*LISTED RECORDS*:
•••••

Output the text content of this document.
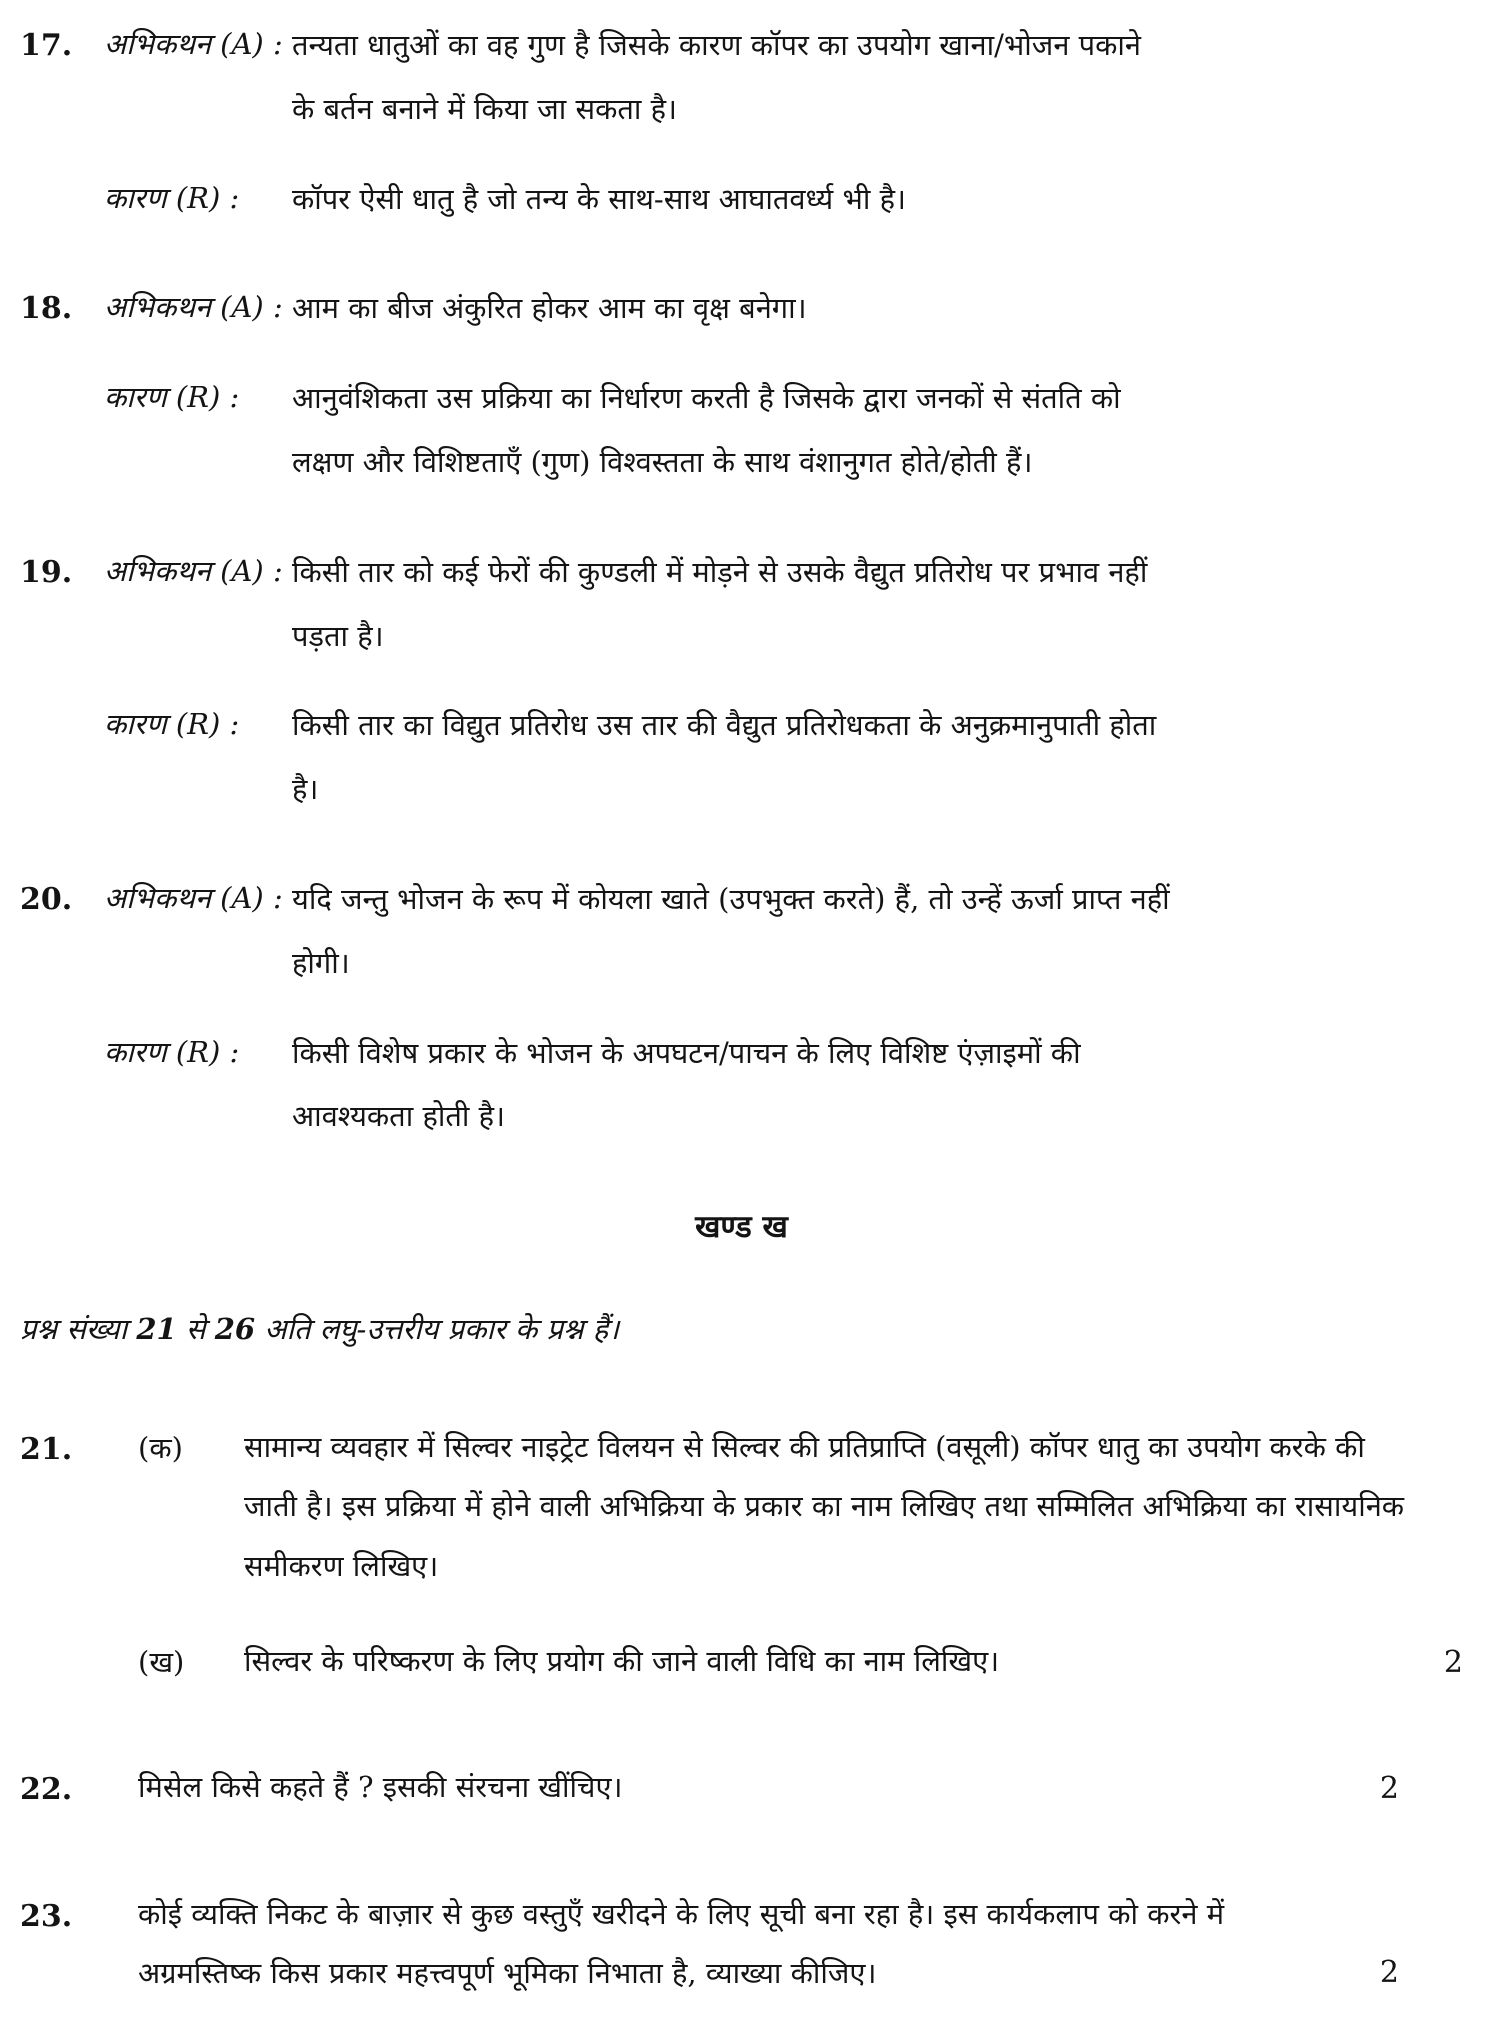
17.	अभिकथन (A) : तन्यता धातुओं का वह गुण है जिसके कारण कॉपर का उपयोग खाना/भोजन पकाने के बर्तन बनाने में किया जा सकता है।
कारण (R) :	कॉपर ऐसी धातु है जो तन्य के साथ-साथ आघातवर्ध्य भी है।
18.	अभिकथन (A) : आम का बीज अंकुरित होकर आम का वृक्ष बनेगा।
कारण (R) :	आनुवंशिकता उस प्रक्रिया का निर्धारण करती है जिसके द्वारा जनकों से संतति को लक्षण और विशिष्टताएँ (गुण) विश्वस्तता के साथ वंशानुगत होते/होती हैं।
19.	अभिकथन (A) : किसी तार को कई फेरों की कुण्डली में मोड़ने से उसके वैद्युत प्रतिरोध पर प्रभाव नहीं पड़ता है।
कारण (R) :	किसी तार का विद्युत प्रतिरोध उस तार की वैद्युत प्रतिरोधकता के अनुक्रमानुपाती होता है।
20.	अभिकथन (A) : यदि जन्तु भोजन के रूप में कोयला खाते (उपभुक्त करते) हैं, तो उन्हें ऊर्जा प्राप्त नहीं होगी।
कारण (R) :	किसी विशेष प्रकार के भोजन के अपघटन/पाचन के लिए विशिष्ट एंज़ाइमों की आवश्यकता होती है।
खण्ड ख
प्रश्न संख्या 21 से 26 अति लघु-उत्तरीय प्रकार के प्रश्न हैं।
21.	(क)	सामान्य व्यवहार में सिल्वर नाइट्रेट विलयन से सिल्वर की प्रतिप्राप्ति (वसूली) कॉपर धातु का उपयोग करके की जाती है। इस प्रक्रिया में होने वाली अभिक्रिया के प्रकार का नाम लिखिए तथा सम्मिलित अभिक्रिया का रासायनिक समीकरण लिखिए।
(ख)	सिल्वर के परिष्करण के लिए प्रयोग की जाने वाली विधि का नाम लिखिए।	2
22.	मिसेल किसे कहते हैं ? इसकी संरचना खींचिए।	2
23.	कोई व्यक्ति निकट के बाज़ार से कुछ वस्तुएँ खरीदने के लिए सूची बना रहा है। इस कार्यकलाप को करने में अग्रमस्तिष्क किस प्रकार महत्त्वपूर्ण भूमिका निभाता है, व्याख्या कीजिए।	2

•••••

*SHORT EXERCISE*:
Quote the entries in full. Any image among them is to be omitted from the copy.

*RESPONSE FOR THIS EXERCISE*:
Output the text content of this document.
17.	अभिकथन (A) : तन्यता धातुओं का वह गुण है जिसके कारण कॉपर का उपयोग खाना/भोजन पकाने के बर्तन बनाने में किया जा सकता है।
कारण (R) :	कॉपर ऐसी धातु है जो तन्य के साथ-साथ आघातवर्ध्य भी है।
18.	अभिकथन (A) : आम का बीज अंकुरित होकर आम का वृक्ष बनेगा।
कारण (R) :	आनुवंशिकता उस प्रक्रिया का निर्धारण करती है जिसके द्वारा जनकों से संतति को लक्षण और विशिष्टताएँ (गुण) विश्वस्तता के साथ वंशानुगत होते/होती हैं।
19.	अभिकथन (A) : किसी तार को कई फेरों की कुण्डली में मोड़ने से उसके वैद्युत प्रतिरोध पर प्रभाव नहीं पड़ता है।
कारण (R) :	किसी तार का विद्युत प्रतिरोध उस तार की वैद्युत प्रतिरोधकता के अनुक्रमानुपाती होता है।
20.	अभिकथन (A) : यदि जन्तु भोजन के रूप में कोयला खाते (उपभुक्त करते) हैं, तो उन्हें ऊर्जा प्राप्त नहीं होगी।
कारण (R) :	किसी विशेष प्रकार के भोजन के अपघटन/पाचन के लिए विशिष्ट एंज़ाइमों की आवश्यकता होती है।
खण्ड ख
प्रश्न संख्या 21 से 26 अति लघु-उत्तरीय प्रकार के प्रश्न हैं।
21.	(क)	सामान्य व्यवहार में सिल्वर नाइट्रेट विलयन से सिल्वर की प्रतिप्राप्ति (वसूली) कॉपर धातु का उपयोग करके की जाती है। इस प्रक्रिया में होने वाली अभिक्रिया के प्रकार का नाम लिखिए तथा सम्मिलित अभिक्रिया का रासायनिक समीकरण लिखिए।
(ख)	सिल्वर के परिष्करण के लिए प्रयोग की जाने वाली विधि का नाम लिखिए।	2
22.	मिसेल किसे कहते हैं ? इसकी संरचना खींचिए।	2
23.	कोई व्यक्ति निकट के बाज़ार से कुछ वस्तुएँ खरीदने के लिए सूची बना रहा है। इस कार्यकलाप को करने में अग्रमस्तिष्क किस प्रकार महत्त्वपूर्ण भूमिका निभाता है, व्याख्या कीजिए।	2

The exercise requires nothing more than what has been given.